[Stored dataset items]
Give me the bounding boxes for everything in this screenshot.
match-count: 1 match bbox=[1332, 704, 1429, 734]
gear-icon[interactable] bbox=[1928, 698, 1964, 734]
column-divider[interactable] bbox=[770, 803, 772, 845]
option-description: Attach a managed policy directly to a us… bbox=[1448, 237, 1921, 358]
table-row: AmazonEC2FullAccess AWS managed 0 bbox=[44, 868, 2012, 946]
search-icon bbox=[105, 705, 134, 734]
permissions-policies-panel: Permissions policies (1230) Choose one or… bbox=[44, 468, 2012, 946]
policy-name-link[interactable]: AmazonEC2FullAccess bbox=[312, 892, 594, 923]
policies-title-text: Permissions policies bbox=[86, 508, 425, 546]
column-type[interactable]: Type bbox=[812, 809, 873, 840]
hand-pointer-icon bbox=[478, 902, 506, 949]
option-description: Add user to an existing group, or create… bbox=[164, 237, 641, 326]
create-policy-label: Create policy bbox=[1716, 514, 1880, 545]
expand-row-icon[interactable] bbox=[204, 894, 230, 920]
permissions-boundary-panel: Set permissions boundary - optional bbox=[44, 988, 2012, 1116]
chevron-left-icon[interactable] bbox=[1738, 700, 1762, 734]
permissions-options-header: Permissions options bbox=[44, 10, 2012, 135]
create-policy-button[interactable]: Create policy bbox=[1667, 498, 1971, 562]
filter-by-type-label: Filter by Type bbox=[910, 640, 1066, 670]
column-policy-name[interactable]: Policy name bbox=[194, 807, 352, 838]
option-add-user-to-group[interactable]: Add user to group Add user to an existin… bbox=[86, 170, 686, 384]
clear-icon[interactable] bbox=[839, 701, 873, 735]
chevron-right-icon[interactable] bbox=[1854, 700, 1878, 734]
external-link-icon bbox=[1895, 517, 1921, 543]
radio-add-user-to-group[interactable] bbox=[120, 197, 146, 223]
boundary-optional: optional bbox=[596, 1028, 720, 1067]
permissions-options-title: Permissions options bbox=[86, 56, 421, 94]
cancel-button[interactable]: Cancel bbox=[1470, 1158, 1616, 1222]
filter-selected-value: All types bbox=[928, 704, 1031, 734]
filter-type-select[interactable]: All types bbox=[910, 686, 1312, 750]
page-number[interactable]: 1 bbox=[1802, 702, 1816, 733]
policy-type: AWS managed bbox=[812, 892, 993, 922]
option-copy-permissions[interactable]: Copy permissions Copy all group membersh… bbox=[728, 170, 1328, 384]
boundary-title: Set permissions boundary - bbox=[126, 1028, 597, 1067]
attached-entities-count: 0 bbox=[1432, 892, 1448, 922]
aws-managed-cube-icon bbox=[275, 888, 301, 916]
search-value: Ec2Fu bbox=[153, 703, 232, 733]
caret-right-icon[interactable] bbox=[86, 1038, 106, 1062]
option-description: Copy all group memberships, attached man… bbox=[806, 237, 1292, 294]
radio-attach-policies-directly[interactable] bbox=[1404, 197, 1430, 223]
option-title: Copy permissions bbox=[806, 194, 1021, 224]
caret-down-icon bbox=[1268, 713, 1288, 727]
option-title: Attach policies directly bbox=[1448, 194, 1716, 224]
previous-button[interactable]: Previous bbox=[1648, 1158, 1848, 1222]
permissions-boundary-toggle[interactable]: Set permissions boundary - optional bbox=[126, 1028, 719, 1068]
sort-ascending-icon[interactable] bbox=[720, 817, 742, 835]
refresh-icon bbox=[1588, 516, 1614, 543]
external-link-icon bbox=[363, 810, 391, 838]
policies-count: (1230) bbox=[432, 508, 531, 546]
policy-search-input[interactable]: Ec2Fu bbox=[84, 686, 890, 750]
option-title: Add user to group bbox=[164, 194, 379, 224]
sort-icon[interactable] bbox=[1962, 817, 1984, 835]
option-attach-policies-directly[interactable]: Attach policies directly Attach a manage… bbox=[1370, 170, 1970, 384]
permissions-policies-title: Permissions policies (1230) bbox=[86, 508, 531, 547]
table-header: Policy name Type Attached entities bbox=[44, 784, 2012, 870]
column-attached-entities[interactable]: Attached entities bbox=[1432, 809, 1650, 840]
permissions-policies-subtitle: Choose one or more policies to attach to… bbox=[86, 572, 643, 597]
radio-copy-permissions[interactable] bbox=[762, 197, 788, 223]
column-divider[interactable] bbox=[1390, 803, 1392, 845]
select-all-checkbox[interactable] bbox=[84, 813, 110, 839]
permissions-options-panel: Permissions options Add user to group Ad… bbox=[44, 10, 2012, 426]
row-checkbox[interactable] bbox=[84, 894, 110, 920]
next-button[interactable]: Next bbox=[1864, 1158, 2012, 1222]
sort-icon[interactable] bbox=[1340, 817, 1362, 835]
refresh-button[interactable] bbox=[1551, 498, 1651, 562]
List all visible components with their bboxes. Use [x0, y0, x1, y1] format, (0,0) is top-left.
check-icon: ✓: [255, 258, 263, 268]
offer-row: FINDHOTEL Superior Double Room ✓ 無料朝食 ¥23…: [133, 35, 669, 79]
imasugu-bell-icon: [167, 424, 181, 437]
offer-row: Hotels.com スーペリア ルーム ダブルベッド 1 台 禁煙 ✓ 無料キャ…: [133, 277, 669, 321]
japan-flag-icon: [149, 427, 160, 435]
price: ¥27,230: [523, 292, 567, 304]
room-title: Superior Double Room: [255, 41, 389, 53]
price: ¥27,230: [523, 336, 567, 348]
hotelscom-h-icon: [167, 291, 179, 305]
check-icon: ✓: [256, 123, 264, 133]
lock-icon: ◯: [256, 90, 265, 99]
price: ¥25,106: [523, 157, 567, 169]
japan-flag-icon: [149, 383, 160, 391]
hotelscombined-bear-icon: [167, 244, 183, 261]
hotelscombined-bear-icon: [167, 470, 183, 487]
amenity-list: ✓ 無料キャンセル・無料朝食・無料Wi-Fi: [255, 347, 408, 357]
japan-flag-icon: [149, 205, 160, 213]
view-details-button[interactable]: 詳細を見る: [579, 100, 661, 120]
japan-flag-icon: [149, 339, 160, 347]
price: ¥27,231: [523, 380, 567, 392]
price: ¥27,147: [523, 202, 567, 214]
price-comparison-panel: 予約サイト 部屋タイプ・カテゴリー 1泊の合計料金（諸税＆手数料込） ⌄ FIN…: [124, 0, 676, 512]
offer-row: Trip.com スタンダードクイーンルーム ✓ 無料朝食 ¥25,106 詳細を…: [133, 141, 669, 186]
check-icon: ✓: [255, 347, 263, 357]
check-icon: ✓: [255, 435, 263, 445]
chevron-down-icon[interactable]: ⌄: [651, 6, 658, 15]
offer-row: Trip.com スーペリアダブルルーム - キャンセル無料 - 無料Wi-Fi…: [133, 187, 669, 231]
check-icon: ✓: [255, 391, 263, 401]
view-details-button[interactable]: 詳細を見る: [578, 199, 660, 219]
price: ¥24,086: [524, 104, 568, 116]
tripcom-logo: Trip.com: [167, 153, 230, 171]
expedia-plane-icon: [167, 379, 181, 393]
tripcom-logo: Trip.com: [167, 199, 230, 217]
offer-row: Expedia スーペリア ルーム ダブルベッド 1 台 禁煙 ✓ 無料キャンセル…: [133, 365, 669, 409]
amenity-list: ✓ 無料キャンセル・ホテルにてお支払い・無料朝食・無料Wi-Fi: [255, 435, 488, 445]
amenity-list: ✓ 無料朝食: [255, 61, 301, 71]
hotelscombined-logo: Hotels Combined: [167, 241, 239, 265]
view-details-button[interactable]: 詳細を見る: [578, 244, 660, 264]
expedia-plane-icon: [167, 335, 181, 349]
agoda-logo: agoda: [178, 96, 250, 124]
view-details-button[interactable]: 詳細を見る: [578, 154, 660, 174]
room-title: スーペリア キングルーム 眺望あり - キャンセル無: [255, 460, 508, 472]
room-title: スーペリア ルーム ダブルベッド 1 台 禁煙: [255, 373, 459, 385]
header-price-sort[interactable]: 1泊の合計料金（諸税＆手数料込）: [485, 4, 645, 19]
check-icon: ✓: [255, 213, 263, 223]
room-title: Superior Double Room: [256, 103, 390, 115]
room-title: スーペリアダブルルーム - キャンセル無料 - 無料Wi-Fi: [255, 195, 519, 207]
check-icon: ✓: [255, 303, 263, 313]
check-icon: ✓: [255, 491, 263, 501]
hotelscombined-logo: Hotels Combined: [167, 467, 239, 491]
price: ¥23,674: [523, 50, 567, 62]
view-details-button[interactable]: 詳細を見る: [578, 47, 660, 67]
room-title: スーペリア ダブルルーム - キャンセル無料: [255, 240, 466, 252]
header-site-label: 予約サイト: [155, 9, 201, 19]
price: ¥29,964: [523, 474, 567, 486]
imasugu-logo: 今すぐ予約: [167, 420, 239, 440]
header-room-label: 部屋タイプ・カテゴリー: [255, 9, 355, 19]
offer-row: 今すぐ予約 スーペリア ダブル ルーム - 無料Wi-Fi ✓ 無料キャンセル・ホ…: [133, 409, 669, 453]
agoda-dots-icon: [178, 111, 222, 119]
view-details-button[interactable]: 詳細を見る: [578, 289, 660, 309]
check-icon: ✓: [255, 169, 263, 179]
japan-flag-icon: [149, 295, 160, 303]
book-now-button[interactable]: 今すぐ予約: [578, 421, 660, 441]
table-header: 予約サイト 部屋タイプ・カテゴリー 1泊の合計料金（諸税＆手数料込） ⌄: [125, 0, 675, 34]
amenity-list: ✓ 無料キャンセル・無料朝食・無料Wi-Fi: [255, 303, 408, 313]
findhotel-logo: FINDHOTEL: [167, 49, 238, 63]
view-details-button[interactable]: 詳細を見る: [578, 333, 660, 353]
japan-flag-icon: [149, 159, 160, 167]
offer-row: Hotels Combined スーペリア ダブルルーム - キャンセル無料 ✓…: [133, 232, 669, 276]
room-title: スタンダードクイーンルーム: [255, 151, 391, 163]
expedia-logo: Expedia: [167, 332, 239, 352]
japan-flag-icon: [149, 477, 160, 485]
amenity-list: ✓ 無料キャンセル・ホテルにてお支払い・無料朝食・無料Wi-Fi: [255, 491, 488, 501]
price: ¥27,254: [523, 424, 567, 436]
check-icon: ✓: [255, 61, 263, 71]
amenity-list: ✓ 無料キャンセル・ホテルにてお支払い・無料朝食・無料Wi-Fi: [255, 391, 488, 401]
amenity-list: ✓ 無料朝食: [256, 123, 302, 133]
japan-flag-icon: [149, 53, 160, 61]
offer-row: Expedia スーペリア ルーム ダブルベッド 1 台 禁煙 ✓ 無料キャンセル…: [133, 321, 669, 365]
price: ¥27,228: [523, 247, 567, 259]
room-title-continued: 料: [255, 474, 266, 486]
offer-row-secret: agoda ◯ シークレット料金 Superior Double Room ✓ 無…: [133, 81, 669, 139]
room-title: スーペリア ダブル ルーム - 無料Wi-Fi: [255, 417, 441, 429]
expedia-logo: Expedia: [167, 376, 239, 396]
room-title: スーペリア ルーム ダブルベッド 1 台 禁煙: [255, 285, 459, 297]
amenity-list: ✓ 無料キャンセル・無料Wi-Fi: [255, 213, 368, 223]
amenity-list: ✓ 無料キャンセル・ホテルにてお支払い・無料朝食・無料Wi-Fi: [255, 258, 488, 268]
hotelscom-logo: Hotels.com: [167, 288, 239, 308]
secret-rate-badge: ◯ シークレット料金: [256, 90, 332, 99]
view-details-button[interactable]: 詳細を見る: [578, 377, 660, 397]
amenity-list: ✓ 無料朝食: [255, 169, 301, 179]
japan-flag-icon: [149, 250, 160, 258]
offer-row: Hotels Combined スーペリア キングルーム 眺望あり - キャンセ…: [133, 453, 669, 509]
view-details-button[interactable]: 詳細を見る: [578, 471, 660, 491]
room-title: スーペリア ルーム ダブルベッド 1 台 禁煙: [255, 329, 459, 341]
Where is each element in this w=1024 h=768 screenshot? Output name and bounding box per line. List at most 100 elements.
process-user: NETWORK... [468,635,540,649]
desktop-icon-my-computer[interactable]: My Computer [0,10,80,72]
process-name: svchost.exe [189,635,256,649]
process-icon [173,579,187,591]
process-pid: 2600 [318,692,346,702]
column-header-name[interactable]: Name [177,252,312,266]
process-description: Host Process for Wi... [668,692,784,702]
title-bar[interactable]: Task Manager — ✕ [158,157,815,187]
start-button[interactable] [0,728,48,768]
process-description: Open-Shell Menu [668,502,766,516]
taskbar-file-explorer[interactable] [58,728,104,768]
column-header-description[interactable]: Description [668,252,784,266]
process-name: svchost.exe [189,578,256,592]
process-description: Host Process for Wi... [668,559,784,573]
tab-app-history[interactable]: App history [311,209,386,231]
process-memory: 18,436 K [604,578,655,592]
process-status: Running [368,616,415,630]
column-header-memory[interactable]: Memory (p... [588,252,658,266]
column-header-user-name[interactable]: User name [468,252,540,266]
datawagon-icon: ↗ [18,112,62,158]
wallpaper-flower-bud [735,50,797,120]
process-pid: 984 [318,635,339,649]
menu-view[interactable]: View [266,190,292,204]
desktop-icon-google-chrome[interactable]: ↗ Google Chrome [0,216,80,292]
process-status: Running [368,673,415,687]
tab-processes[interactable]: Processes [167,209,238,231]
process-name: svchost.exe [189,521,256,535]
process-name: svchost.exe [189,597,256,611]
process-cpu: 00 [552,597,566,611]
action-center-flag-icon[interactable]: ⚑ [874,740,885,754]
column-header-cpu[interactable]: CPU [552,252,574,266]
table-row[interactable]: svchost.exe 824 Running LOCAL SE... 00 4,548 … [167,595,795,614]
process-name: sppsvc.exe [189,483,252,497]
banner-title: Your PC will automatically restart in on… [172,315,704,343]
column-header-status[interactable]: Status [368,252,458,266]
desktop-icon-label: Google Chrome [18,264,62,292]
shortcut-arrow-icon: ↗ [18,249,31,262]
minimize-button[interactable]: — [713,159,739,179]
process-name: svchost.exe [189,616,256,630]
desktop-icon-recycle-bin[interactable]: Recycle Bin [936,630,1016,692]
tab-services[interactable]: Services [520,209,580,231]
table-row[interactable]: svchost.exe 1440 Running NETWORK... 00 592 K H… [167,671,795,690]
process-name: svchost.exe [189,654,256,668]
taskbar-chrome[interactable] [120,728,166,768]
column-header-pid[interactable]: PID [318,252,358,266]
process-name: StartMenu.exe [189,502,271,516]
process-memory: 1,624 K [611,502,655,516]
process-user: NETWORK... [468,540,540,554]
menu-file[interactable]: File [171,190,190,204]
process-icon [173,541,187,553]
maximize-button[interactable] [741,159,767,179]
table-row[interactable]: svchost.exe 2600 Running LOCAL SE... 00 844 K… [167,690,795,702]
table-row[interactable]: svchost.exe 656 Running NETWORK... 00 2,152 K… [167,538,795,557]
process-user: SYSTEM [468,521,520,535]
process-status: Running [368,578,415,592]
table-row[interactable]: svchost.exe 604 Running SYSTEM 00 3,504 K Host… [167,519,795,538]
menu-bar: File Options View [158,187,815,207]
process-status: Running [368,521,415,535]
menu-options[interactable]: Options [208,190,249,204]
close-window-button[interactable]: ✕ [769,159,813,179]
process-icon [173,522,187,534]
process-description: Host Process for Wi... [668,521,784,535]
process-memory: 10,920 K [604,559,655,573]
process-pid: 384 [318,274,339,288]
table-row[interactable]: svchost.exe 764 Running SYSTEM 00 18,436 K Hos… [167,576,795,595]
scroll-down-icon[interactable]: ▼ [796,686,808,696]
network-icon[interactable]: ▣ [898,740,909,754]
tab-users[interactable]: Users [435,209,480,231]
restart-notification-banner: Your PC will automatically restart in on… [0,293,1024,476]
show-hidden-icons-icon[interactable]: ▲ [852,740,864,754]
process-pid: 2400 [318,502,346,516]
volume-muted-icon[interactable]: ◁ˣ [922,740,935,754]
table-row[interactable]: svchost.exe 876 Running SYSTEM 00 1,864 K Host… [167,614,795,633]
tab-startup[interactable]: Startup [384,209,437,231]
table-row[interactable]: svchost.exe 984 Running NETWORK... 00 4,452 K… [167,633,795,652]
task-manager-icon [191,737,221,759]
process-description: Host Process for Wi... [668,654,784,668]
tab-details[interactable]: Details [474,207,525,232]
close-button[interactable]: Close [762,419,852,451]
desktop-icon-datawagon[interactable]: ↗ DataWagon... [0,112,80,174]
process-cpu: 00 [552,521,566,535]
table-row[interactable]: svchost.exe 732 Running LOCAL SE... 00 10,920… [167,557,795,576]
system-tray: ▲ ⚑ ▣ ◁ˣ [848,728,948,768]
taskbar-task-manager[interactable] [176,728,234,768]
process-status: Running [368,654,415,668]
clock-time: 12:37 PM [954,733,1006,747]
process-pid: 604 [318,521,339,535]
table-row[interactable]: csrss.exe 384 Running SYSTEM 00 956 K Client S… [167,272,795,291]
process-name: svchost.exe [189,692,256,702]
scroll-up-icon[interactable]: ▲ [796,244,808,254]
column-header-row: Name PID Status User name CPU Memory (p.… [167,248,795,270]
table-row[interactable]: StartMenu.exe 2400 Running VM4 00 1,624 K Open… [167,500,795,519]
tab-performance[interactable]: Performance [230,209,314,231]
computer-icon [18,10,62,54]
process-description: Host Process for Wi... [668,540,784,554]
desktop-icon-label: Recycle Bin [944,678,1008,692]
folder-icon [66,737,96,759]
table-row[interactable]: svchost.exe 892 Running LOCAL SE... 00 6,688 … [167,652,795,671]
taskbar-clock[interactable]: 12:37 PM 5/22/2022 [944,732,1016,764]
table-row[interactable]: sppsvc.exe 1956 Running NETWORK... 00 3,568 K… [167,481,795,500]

EXERCISE DETAILS: Swap each "bbox" for "box" in the data from its start to the line with "policy-type: AWS managed", and reproduce those lines with nothing else changed.

WRITTEN RESPONSE:
Give me the bounding boxes for everything in this screenshot.
match-count: 1 match box=[1332, 704, 1429, 734]
gear-icon[interactable] box=[1928, 698, 1964, 734]
column-divider[interactable] box=[770, 803, 772, 845]
option-description: Attach a managed policy directly to a us… box=[1448, 237, 1921, 358]
table-row: AmazonEC2FullAccess AWS managed 0 box=[44, 868, 2012, 946]
search-icon box=[105, 705, 134, 734]
permissions-policies-panel: Permissions policies (1230) Choose one or… box=[44, 468, 2012, 946]
policy-name-link[interactable]: AmazonEC2FullAccess box=[312, 892, 594, 923]
policies-title-text: Permissions policies box=[86, 508, 425, 546]
column-type[interactable]: Type box=[812, 809, 873, 840]
hand-pointer-icon box=[478, 902, 506, 949]
option-description: Add user to an existing group, or create… box=[164, 237, 641, 326]
create-policy-label: Create policy box=[1716, 514, 1880, 545]
expand-row-icon[interactable] box=[204, 894, 230, 920]
permissions-boundary-panel: Set permissions boundary - optional box=[44, 988, 2012, 1116]
chevron-left-icon[interactable] box=[1738, 700, 1762, 734]
permissions-options-header: Permissions options box=[44, 10, 2012, 135]
create-policy-button[interactable]: Create policy box=[1667, 498, 1971, 562]
filter-by-type-label: Filter by Type box=[910, 640, 1066, 670]
column-policy-name[interactable]: Policy name box=[194, 807, 352, 838]
option-add-user-to-group[interactable]: Add user to group Add user to an existin… box=[86, 170, 686, 384]
clear-icon[interactable] box=[839, 701, 873, 735]
chevron-right-icon[interactable] box=[1854, 700, 1878, 734]
external-link-icon box=[1895, 517, 1921, 543]
radio-add-user-to-group[interactable] box=[120, 197, 146, 223]
boundary-optional: optional box=[596, 1028, 720, 1067]
permissions-options-title: Permissions options box=[86, 56, 421, 94]
cancel-button[interactable]: Cancel box=[1470, 1158, 1616, 1222]
filter-selected-value: All types box=[928, 704, 1031, 734]
filter-type-select[interactable]: All types box=[910, 686, 1312, 750]
page-number[interactable]: 1 box=[1802, 702, 1816, 733]
policy-type: AWS managed box=[812, 892, 993, 922]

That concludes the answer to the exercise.